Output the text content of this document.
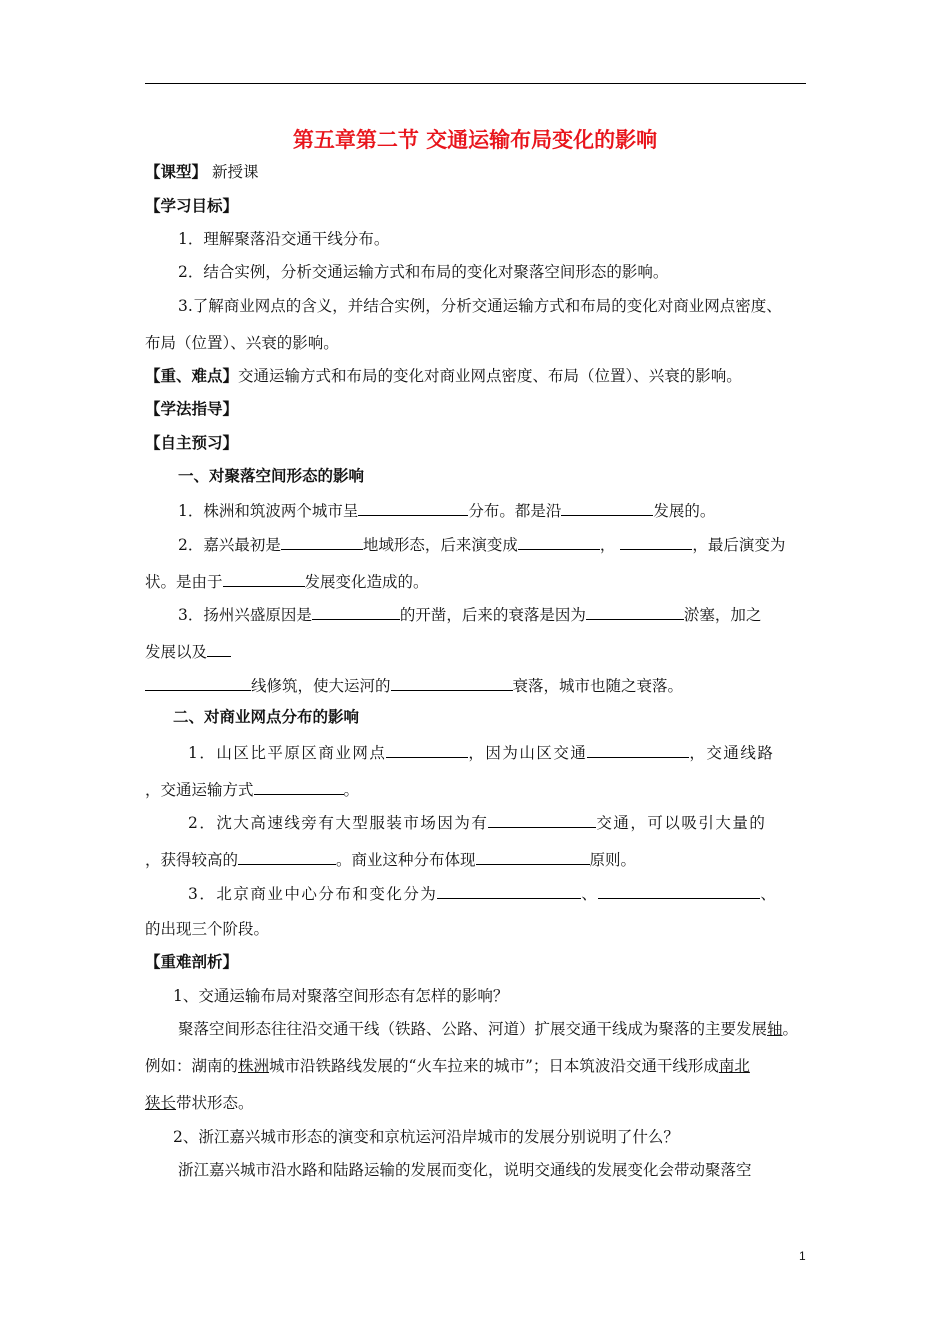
第五章第二节 交通运输布局变化的影响
【课型】 新授课
【学习目标】
1．理解聚落沿交通干线分布。
2．结合实例，分析交通运输方式和布局的变化对聚落空间形态的影响。
3.了解商业网点的含义，并结合实例，分析交通运输方式和布局的变化对商业网点密度、
布局（位置）、兴衰的影响。
【重、难点】交通运输方式和布局的变化对商业网点密度、布局（位置）、兴衰的影响。
【学法指导】
【自主预习】
一、对聚落空间形态的影响
1．株洲和筑波两个城市呈	分布。都是沿	发展的。
2．嘉兴最初是	地域形态，后来演变成	，	，最后演变为
状。是由于	发展变化造成的。
3．扬州兴盛原因是	的开凿，后来的衰落是因为	淤塞，加之
发展以及
线修筑，使大运河的	衰落，城市也随之衰落。
二、对商业网点分布的影响
1．山区比平原区商业网点	，因为山区交通	，交通线路
，交通运输方式	。
2．沈大高速线旁有大型服装市场因为有	交通，可以吸引大量的
，获得较高的	。商业这种分布体现	原则。
3．北京商业中心分布和变化分为	、	、
的出现三个阶段。
【重难剖析】
1、交通运输布局对聚落空间形态有怎样的影响？
聚落空间形态往往沿交通干线（铁路、公路、河道）扩展交通干线成为聚落的主要发展轴。
例如：湖南的株洲城市沿铁路线发展的“火车拉来的城市”；日本筑波沿交通干线形成南北
狭长带状形态。
2、浙江嘉兴城市形态的演变和京杭运河沿岸城市的发展分别说明了什么？
浙江嘉兴城市沿水路和陆路运输的发展而变化，说明交通线的发展变化会带动聚落空
1
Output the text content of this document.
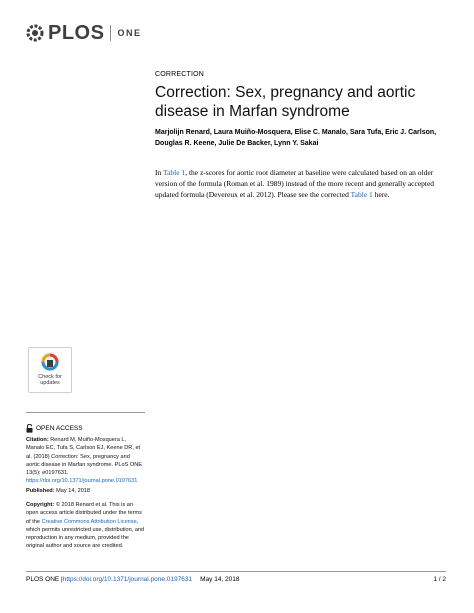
PLOS ONE
CORRECTION
Correction: Sex, pregnancy and aortic disease in Marfan syndrome
Marjolijn Renard, Laura Muiño-Mosquera, Elise C. Manalo, Sara Tufa, Eric J. Carlson, Douglas R. Keene, Julie De Backer, Lynn Y. Sakai
In Table 1, the z-scores for aortic root diameter at baseline were calculated based on an older version of the formula (Roman et al. 1989) instead of the more recent and generally accepted updated formula (Devereux et al. 2012). Please see the corrected Table 1 here.
Check for
updates
OPEN ACCESS
Citation: Renard M, Muiño-Mosquera L, Manalo EC, Tufa S, Carlson EJ, Keene DR, et al. (2018) Correction: Sex, pregnancy and aortic disease in Marfan syndrome. PLoS ONE 13(5): e0197631. https://doi.org/10.1371/journal.pone.0197631
Published: May 14, 2018
Copyright: © 2018 Renard et al. This is an open access article distributed under the terms of the Creative Commons Attribution License, which permits unrestricted use, distribution, and reproduction in any medium, provided the original author and source are credited.
PLOS ONE | https://doi.org/10.1371/journal.pone.0197631 May 14, 2018	1 / 2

--------

• _What is asked_: Show, from the material above, each line that includes the string "Muiño".

• _Answer to the task_:
Marjolijn Renard, Laura Muiño-Mosquera, Elise C. Manalo, Sara Tufa, Eric J. Carlson, Douglas R. Keene, Julie De Backer, Lynn Y. Sakai
Citation: Renard M, Muiño-Mosquera L, Manalo EC, Tufa S, Carlson EJ, Keene DR, et al. (2018) Correction: Sex, pregnancy and aortic disease in Marfan syndrome. PLoS ONE 13(5): e0197631. https://doi.org/10.1371/journal.pone.0197631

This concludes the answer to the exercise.